▶ _OBJECTIVE_
Include the line containing "What text is on this page?" and every line after it up to the end of the material below; reproduce them exactly and drop the pictures.

[Saved entries]
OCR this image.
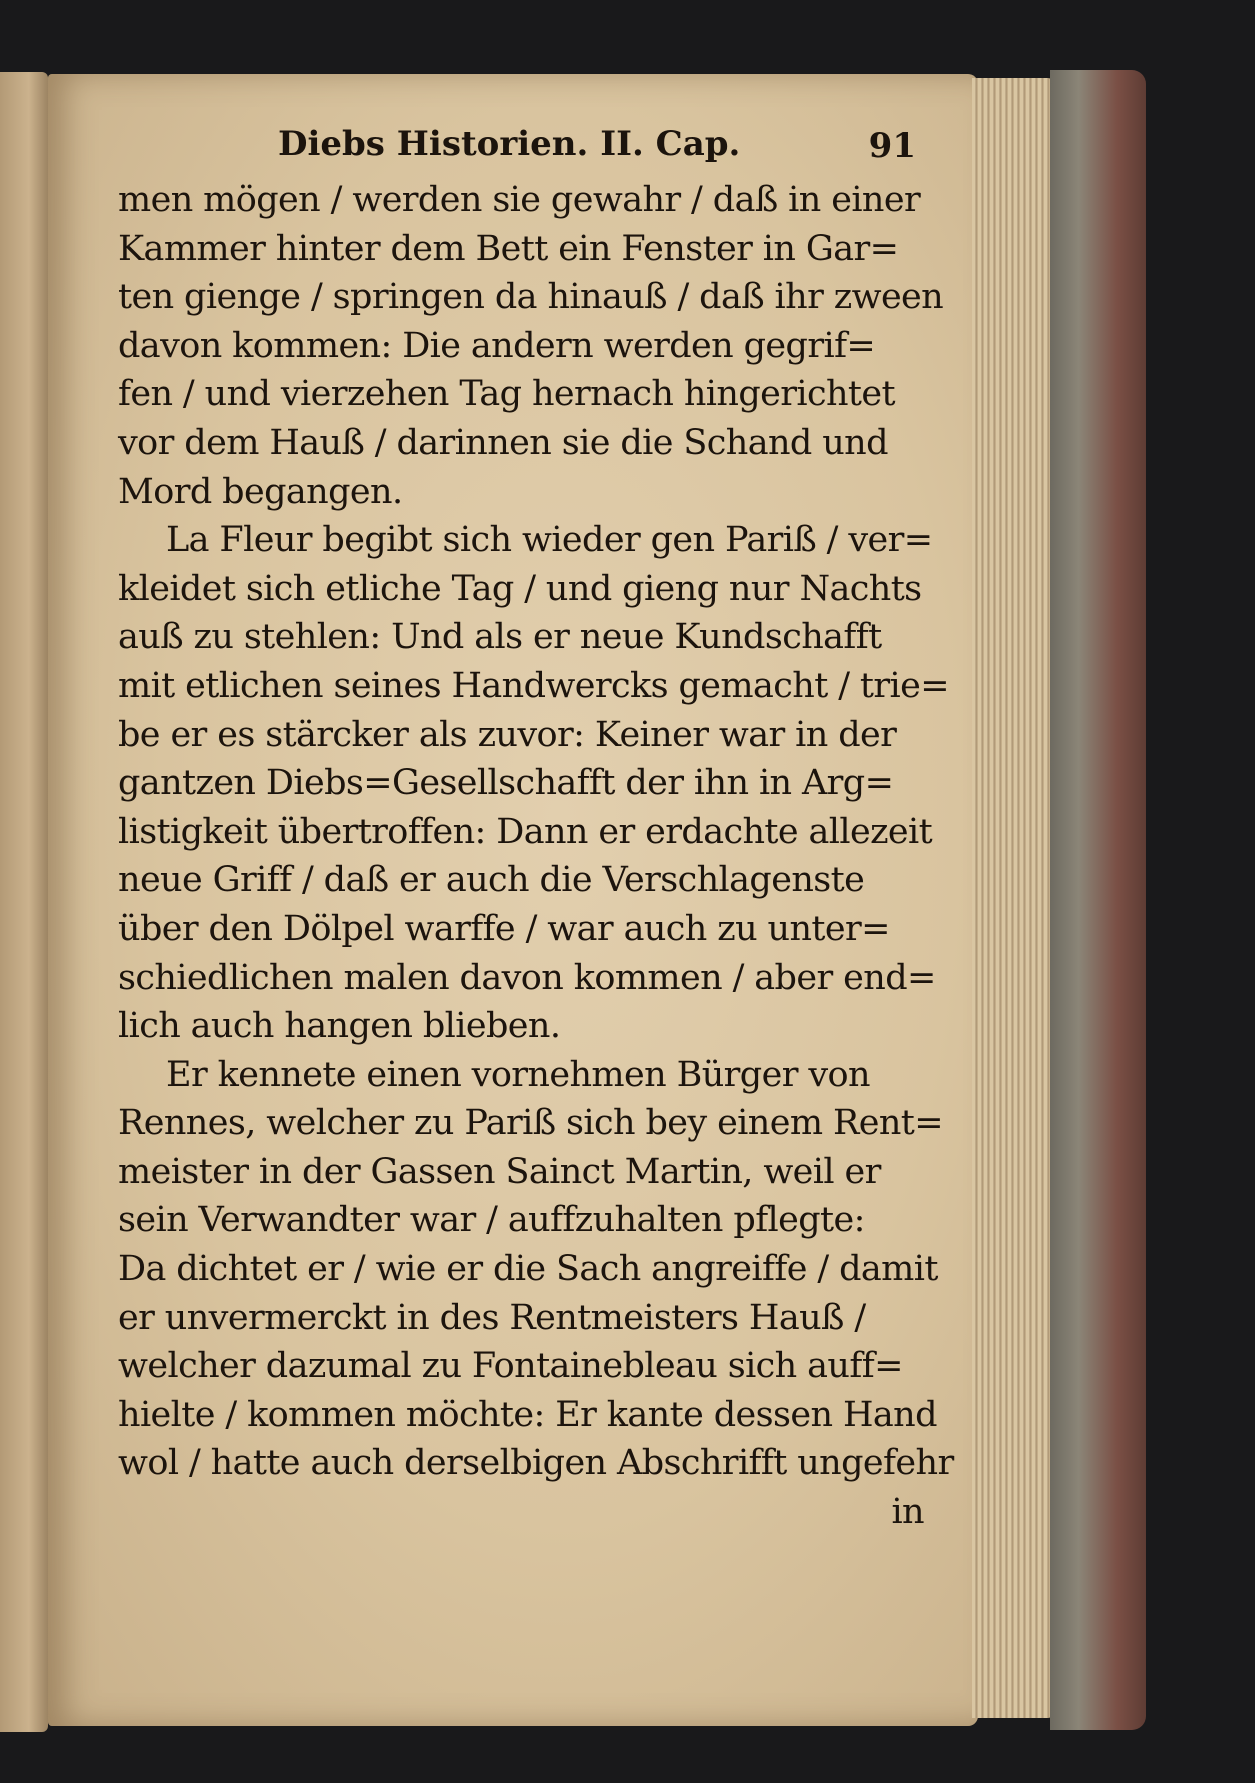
Diebs Historien. II. Cap.	91
men mögen / werden sie gewahr / daß in einer
Kammer hinter dem Bett ein Fenster in Gar=
ten gienge / springen da hinauß / daß ihr zween
davon kommen: Die andern werden gegrif=
fen / und vierzehen Tag hernach hingerichtet
vor dem Hauß / darinnen sie die Schand und
Mord begangen.
La Fleur begibt sich wieder gen Pariß / ver=
kleidet sich etliche Tag / und gieng nur Nachts
auß zu stehlen: Und als er neue Kundschafft
mit etlichen seines Handwercks gemacht / trie=
be er es stärcker als zuvor: Keiner war in der
gantzen Diebs=Gesellschafft der ihn in Arg=
listigkeit übertroffen: Dann er erdachte allezeit
neue Griff / daß er auch die Verschlagenste
über den Dölpel warffe / war auch zu unter=
schiedlichen malen davon kommen / aber end=
lich auch hangen blieben.
Er kennete einen vornehmen Bürger von
Rennes, welcher zu Pariß sich bey einem Rent=
meister in der Gassen Sainct Martin, weil er
sein Verwandter war / auffzuhalten pflegte:
Da dichtet er / wie er die Sach angreiffe / damit
er unvermerckt in des Rentmeisters Hauß /
welcher dazumal zu Fontainebleau sich auff=
hielte / kommen möchte: Er kante dessen Hand
wol / hatte auch derselbigen Abschrifft ungefehr
in
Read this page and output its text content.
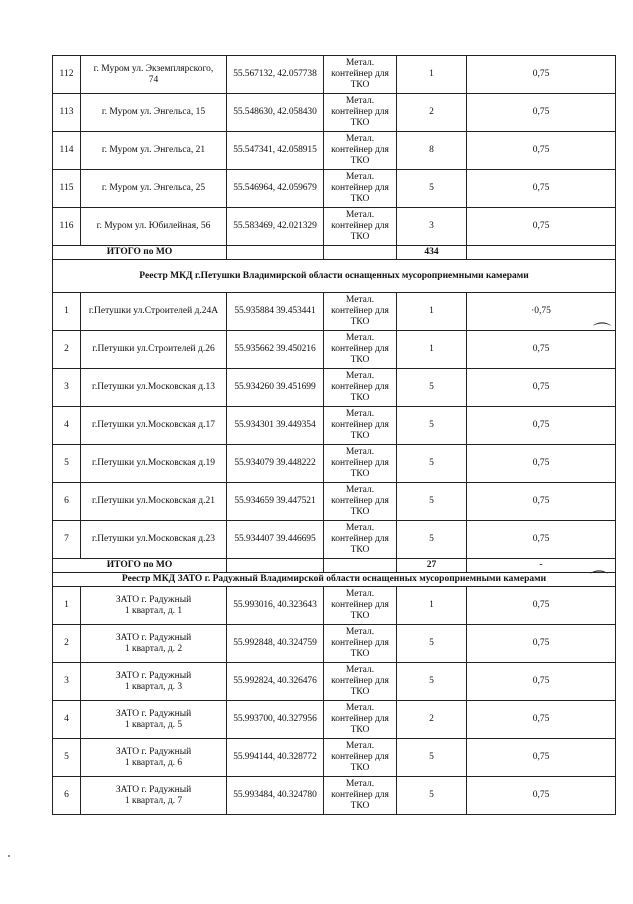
112	г. Муром ул. Экземплярского,
74	55.567132, 42.057738	Метал.
контейнер для
ТКО	1	0,75
113	г. Муром ул. Энгельса, 15	55.548630, 42.058430	Метал.
контейнер для
ТКО	2	0,75
114	г. Муром ул. Энгельса, 21	55.547341, 42.058915	Метал.
контейнер для
ТКО	8	0,75
115	г. Муром ул. Энгельса, 25	55.546964, 42.059679	Метал.
контейнер для
ТКО	5	0,75
116	г. Муром ул. Юбилейная, 56	55.583469, 42.021329	Метал.
контейнер для
ТКО	3	0,75
ИТОГО по МО				434	
Реестр МКД г.Петушки Владимирской области оснащенных мусороприемными камерами					
1	г.Петушки ул.Строителей д.24А	55.935884 39.453441	Метал.
контейнер для
ТКО	1	·0,75
2	г.Петушки ул.Строителей д.26	55.935662 39.450216	Метал.
контейнер для
ТКО	1	0,75
3	г.Петушки ул.Московская д.13	55.934260 39.451699	Метал.
контейнер для
ТКО	5	0,75
4	г.Петушки ул.Московская д.17	55.934301 39.449354	Метал.
контейнер для
ТКО	5	0,75
5	г.Петушки ул.Московская д.19	55.934079 39.448222	Метал.
контейнер для
ТКО	5	0,75
6	г.Петушки ул.Московская д.21	55.934659 39.447521	Метал.
контейнер для
ТКО	5	0,75
7	г.Петушки ул.Московская д.23	55.934407 39.446695	Метал.
контейнер для
ТКО	5	0,75
ИТОГО по МО				27	-
Реестр МКД ЗАТО г. Радужный Владимирской области оснащенных мусороприемными камерами					
1	ЗАТО г. Радужный
1 квартал, д. 1	55.993016, 40.323643	Метал.
контейнер для
ТКО	1	0,75
2	ЗАТО г. Радужный
1 квартал, д. 2	55.992848, 40.324759	Метал.
контейнер для
ТКО	5	0,75
3	ЗАТО г. Радужный
1 квартал, д. 3	55.992824, 40.326476	Метал.
контейнер для
ТКО	5	0,75
4	ЗАТО г. Радужный
1 квартал, д. 5	55.993700, 40.327956	Метал.
контейнер для
ТКО	2	0,75
5	ЗАТО г. Радужный
1 квартал, д. 6	55.994144, 40.328772	Метал.
контейнер для
ТКО	5	0,75
6	ЗАТО г. Радужный
1 квартал, д. 7	55.993484, 40.324780	Метал.
контейнер для
ТКО	5	0,75
⌒
⌒
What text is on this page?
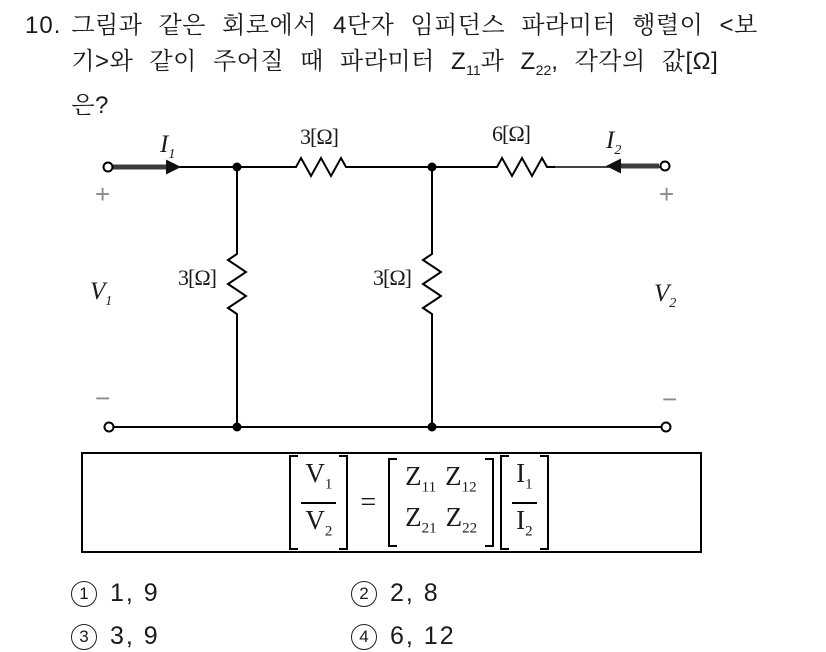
10. 그림과 같은 회로에서 4단자 임피던스 파라미터 행렬이 <보
기>와 같이 주어질 때 파라미터 $Z_{11}$과 $Z_{22}$, 각각의 값[Ω]
은?
$I_1$
$I_2$
3[Ω]	6[Ω]
3[Ω]	3[Ω]
$V_1$	$V_2$
+	+
−	−
$V_1$
$V_2$
=
$Z_{11}$ $Z_{12}$
$Z_{21}$ $Z_{22}$
$I_1$
$I_2$
1 1, 9	2 2, 8
3 3, 9	4 6, 12
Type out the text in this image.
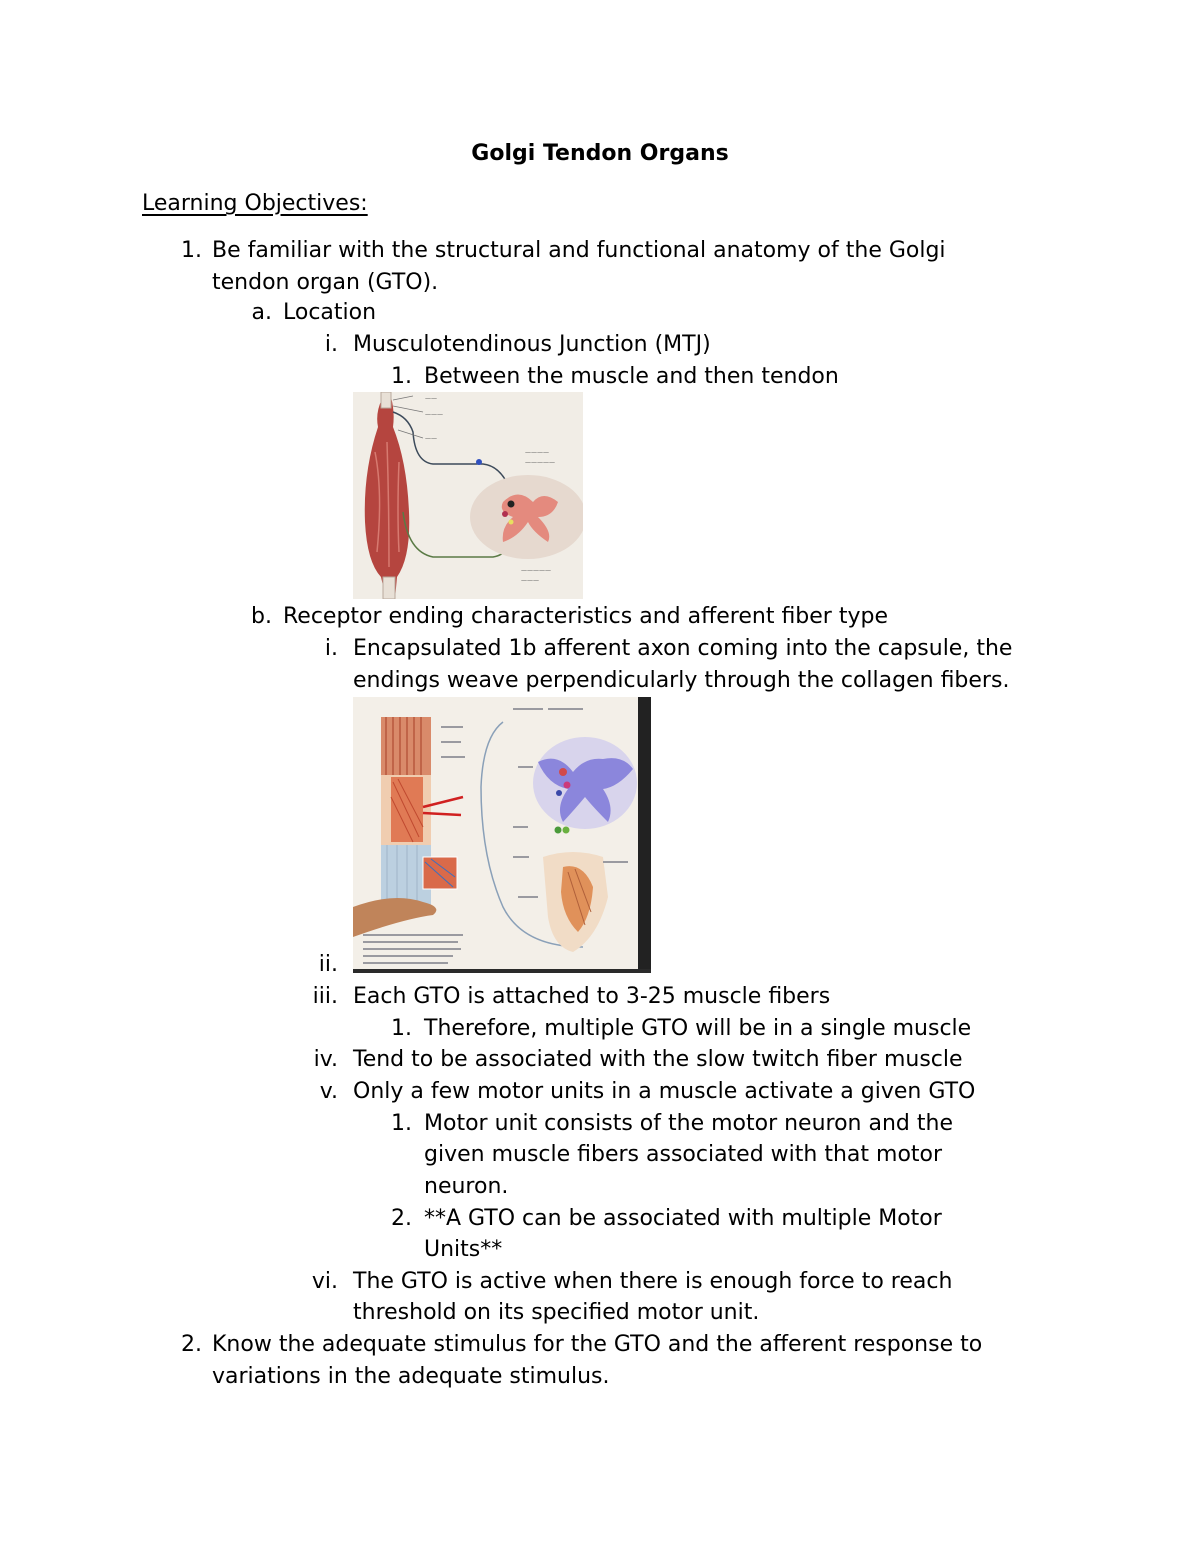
Golgi Tendon Organs
Learning Objectives:
1. Be familiar with the structural and functional anatomy of the Golgi
tendon organ (GTO).
a. Location
i. Musculotendinous Junction (MTJ)
1. Between the muscle and then tendon
——
———
——
————
—————
—————
———
b. Receptor ending characteristics and afferent fiber type
i. Encapsulated 1b afferent axon coming into the capsule, the
endings weave perpendicularly through the collagen fibers.
ii.
iii. Each GTO is attached to 3-25 muscle fibers
1. Therefore, multiple GTO will be in a single muscle
iv. Tend to be associated with the slow twitch fiber muscle
v. Only a few motor units in a muscle activate a given GTO
1. Motor unit consists of the motor neuron and the
given muscle fibers associated with that motor
neuron.
2. **A GTO can be associated with multiple Motor
Units**
vi. The GTO is active when there is enough force to reach
threshold on its specified motor unit.
2. Know the adequate stimulus for the GTO and the afferent response to
variations in the adequate stimulus.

▶ _ANSWER FOR THE TASK_
What text is on this page?
10. 그림과 같은 회로에서 4단자 임피던스 파라미터 행렬이 <보
기>와 같이 주어질 때 파라미터 $Z_{11}$과 $Z_{22}$, 각각의 값[Ω]
은?
$I_1$
$I_2$
3[Ω]	6[Ω]
3[Ω]	3[Ω]
$V_1$	$V_2$
+	+
−	−
$V_1$
$V_2$
=
$Z_{11}$ $Z_{12}$
$Z_{21}$ $Z_{22}$
$I_1$
$I_2$
1 1, 9	2 2, 8
3 3, 9	4 6, 12
Type out the text in this image.
Golgi Tendon Organs
Learning Objectives:
1. Be familiar with the structural and functional anatomy of the Golgi
tendon organ (GTO).
a. Location
i. Musculotendinous Junction (MTJ)
1. Between the muscle and then tendon
——
———
——
————
—————
—————
———
b. Receptor ending characteristics and afferent fiber type
i. Encapsulated 1b afferent axon coming into the capsule, the
endings weave perpendicularly through the collagen fibers.
ii.
iii. Each GTO is attached to 3-25 muscle fibers
1. Therefore, multiple GTO will be in a single muscle
iv. Tend to be associated with the slow twitch fiber muscle
v. Only a few motor units in a muscle activate a given GTO
1. Motor unit consists of the motor neuron and the
given muscle fibers associated with that motor
neuron.
2. **A GTO can be associated with multiple Motor
Units**
vi. The GTO is active when there is enough force to reach
threshold on its specified motor unit.
2. Know the adequate stimulus for the GTO and the afferent response to
variations in the adequate stimulus.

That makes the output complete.